**Directives**
**1)** Reproduce the package description between "Title: Sequential Change" and "time series data.", inclusive, with "transition matrices" changed to "coefficient matrices".
**2)** Shorten the paragraph of the package description that begins "Description: Implements the algorithm", keeping its main facts.

** start Passage given **

Title: Sequential Change Point Detection for High-Dimensional VAR Models
Version: 0.2.0
Description: Implements the algorithm introduced in Tian, Y., and Safikhani, A. (2024) <doi:10.5705/ss.202024.0182>, "Sequential Change Point Detection in High-dimensional Vector Auto-regressive Models". This package provides tools for detecting change points in the transition matrices of VAR models, effectively identifying shifts in temporal and cross-correlations within high-dimensional time series data.
Encoding: UTF-8
LazyData: true
RoxygenNote: 7.3.2
Imports: MASS, corpcor, Matrix, glmnet, doParallel, stats
Suggests: ggplot2
License: GPL-2 | file LICENSE
URL: https://github.com/Helloworld9293/VARcpDetectOnline
BugReports: https://github.com/Helloworld9293/VARcpDetectOnline/issues
NeedsCompilation: no
Packaged: 2025-02-12 18:06:25 UTC; AAA
Author: Yuhan Tian [aut, cre], Abolfazl Safikhani [aut]
Maintainer: Yuhan Tian <yuhan.tian@ufl.edu>
Depends: R (≥ 3.5.0)

** end Passage given **
** start Data excerpts **

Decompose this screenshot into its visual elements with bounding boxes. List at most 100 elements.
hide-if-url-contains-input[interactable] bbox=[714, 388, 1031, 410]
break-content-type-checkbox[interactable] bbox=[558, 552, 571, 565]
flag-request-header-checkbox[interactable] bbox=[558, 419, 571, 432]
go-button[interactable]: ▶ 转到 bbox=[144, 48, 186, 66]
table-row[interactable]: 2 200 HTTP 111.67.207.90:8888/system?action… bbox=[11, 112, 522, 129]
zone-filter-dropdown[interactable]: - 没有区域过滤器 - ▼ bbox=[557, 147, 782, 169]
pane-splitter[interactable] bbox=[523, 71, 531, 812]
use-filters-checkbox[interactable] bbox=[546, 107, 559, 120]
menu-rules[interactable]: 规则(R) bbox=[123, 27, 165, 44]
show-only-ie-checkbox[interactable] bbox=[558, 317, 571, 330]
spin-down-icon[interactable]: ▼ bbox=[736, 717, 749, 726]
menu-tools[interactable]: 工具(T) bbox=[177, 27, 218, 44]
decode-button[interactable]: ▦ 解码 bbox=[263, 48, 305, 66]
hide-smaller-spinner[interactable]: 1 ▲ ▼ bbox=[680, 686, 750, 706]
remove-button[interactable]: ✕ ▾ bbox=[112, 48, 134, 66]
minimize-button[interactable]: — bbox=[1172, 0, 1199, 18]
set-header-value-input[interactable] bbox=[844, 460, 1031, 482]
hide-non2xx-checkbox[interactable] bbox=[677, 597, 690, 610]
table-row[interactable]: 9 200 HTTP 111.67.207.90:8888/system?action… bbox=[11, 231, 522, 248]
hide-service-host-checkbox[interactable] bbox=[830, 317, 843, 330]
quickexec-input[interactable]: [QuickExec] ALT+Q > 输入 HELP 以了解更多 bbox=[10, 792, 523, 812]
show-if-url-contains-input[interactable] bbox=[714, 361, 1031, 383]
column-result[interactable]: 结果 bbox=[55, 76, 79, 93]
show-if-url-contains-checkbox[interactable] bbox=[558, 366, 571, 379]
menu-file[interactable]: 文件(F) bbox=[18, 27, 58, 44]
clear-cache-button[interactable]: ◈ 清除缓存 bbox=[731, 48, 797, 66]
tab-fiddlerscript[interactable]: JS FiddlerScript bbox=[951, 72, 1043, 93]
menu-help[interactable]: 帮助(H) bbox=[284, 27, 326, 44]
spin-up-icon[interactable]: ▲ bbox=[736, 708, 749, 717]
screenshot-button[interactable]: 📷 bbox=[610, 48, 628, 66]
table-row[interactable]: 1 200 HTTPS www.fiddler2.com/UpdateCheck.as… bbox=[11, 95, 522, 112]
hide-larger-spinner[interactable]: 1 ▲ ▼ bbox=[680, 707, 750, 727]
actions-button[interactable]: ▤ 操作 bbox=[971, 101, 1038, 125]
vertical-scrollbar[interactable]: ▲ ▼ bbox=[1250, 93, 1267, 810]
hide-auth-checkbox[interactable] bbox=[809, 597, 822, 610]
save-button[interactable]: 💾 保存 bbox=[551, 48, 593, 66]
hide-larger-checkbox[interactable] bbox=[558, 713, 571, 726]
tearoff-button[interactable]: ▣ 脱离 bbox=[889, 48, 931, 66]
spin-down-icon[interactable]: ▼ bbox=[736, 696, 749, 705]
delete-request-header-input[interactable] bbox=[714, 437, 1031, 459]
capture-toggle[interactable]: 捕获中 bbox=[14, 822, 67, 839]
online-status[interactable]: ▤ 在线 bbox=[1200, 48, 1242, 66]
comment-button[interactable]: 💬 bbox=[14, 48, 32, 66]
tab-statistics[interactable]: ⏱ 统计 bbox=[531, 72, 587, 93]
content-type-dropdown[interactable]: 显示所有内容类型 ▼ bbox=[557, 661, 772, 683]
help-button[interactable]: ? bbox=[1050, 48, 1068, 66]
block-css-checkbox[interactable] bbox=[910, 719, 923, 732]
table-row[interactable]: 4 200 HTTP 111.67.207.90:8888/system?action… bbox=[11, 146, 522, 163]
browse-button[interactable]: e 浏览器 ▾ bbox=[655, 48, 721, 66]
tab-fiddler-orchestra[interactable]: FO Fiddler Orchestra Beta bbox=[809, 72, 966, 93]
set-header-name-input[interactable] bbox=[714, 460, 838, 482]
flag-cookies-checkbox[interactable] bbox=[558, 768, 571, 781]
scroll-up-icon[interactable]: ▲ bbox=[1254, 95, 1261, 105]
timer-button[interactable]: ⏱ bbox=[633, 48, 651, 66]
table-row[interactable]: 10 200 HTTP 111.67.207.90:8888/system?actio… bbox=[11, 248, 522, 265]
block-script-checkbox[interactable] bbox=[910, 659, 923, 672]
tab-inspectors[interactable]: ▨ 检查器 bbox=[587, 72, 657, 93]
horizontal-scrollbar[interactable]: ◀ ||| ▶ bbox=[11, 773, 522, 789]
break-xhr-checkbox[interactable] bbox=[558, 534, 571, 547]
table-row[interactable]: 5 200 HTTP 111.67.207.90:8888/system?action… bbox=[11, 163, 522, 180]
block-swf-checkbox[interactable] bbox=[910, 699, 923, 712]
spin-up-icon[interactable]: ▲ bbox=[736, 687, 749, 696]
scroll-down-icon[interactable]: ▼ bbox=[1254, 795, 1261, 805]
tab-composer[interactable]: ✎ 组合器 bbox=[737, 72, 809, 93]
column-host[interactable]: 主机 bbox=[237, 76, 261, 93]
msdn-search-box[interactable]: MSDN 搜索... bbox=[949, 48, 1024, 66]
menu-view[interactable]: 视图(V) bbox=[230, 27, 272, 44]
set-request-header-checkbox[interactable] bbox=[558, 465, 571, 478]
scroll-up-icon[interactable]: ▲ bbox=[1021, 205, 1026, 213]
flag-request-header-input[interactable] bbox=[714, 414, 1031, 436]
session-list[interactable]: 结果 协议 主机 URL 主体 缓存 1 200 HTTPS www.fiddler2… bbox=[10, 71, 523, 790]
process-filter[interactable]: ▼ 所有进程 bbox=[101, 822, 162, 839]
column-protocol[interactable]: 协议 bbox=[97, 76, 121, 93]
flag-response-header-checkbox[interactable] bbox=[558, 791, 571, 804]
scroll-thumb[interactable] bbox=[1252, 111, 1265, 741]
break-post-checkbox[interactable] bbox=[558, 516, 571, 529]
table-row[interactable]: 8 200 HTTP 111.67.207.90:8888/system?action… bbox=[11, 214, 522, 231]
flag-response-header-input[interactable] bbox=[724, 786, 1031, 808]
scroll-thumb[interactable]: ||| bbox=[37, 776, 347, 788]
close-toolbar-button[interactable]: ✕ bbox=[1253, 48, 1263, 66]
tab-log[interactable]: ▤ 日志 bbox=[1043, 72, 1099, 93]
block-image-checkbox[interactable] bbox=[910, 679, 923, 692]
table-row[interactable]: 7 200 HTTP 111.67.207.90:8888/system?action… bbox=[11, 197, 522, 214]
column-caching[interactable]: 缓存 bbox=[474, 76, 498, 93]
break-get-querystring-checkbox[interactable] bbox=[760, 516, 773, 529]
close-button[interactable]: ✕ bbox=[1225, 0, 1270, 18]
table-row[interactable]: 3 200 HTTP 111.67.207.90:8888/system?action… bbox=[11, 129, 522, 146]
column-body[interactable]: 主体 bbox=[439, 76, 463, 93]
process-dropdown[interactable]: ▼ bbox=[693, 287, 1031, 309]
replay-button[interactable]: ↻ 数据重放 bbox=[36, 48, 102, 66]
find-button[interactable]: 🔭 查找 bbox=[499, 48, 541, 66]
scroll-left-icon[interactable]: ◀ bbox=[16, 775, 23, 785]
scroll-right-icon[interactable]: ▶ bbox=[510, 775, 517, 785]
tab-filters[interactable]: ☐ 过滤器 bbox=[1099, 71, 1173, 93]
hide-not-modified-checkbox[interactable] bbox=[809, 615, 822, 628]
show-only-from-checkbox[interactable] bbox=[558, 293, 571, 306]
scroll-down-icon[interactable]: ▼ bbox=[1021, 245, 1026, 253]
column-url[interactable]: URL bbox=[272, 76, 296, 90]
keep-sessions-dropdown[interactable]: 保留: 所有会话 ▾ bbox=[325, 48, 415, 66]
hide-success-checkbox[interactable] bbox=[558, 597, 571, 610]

** end Data excerpts **

**Worked answers**
**1)**
Title: Sequential Change Point Detection for High-Dimensional VAR Models
Version: 0.2.0
Description: Implements the algorithm introduced in Tian, Y., and Safikhani, A. (2024) <doi:10.5705/ss.202024.0182>, "Sequential Change Point Detection in High-dimensional Vector Auto-regressive Models". This package provides tools for detecting change points in the coefficient matrices of VAR models, effectively identifying shifts in temporal and cross-correlations within high-dimensional time series data.

**2)** Description: Implements the Tian and Safikhani (2024) algorithm <doi:10.5705/ss.202024.0182> for detecting change points in the transition matrices of VAR models, which identifies shifts in temporal and cross-correlations in high-dimensional time series data.